GIVEN REQUEST:
Pull out every line below containing the word "dome".

+--

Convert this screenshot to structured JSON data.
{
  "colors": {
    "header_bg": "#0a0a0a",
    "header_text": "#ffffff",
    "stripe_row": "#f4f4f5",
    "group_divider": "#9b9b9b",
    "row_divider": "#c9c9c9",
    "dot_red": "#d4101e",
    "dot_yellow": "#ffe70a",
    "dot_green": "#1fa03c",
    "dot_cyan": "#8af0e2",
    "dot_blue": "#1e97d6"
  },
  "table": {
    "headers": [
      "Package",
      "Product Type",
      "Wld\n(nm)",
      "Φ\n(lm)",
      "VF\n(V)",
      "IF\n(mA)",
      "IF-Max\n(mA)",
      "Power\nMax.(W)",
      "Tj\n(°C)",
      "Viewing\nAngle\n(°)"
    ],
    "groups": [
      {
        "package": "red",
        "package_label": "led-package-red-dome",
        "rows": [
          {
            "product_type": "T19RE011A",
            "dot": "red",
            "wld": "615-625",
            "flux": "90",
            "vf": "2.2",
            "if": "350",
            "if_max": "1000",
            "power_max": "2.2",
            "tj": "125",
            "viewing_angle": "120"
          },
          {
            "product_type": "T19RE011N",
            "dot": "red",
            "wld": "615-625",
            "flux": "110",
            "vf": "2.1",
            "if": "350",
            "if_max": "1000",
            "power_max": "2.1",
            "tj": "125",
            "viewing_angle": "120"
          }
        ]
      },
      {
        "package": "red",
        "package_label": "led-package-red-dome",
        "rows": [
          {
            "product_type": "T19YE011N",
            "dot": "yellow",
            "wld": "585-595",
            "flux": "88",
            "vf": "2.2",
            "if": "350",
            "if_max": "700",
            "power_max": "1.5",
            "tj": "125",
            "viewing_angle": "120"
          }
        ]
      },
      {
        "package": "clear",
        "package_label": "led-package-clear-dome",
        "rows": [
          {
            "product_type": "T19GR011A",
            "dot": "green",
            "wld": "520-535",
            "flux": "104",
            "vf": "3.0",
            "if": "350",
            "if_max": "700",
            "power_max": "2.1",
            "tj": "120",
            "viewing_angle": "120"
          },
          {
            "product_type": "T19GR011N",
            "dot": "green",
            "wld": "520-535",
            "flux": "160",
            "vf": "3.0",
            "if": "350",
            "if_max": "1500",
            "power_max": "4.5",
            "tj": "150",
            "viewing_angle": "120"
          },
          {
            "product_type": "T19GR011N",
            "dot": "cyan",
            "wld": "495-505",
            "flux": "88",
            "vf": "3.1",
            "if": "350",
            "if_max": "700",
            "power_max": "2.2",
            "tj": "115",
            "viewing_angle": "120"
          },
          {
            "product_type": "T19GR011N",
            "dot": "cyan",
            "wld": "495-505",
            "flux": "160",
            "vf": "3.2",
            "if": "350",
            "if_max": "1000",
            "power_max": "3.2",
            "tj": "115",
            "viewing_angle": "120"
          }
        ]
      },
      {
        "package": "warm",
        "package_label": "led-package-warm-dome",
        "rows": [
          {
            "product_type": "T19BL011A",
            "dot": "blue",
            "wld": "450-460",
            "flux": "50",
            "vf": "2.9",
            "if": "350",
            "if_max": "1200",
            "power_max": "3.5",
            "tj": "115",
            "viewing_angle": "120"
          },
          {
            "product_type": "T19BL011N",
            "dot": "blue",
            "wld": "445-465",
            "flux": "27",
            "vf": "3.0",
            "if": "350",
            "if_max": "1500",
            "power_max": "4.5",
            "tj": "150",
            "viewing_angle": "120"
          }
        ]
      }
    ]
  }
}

+--

TASK SOLUTION:
        "package_label": "led-package-red-dome",
        "package_label": "led-package-red-dome",
        "package_label": "led-package-clear-dome",
        "package_label": "led-package-warm-dome",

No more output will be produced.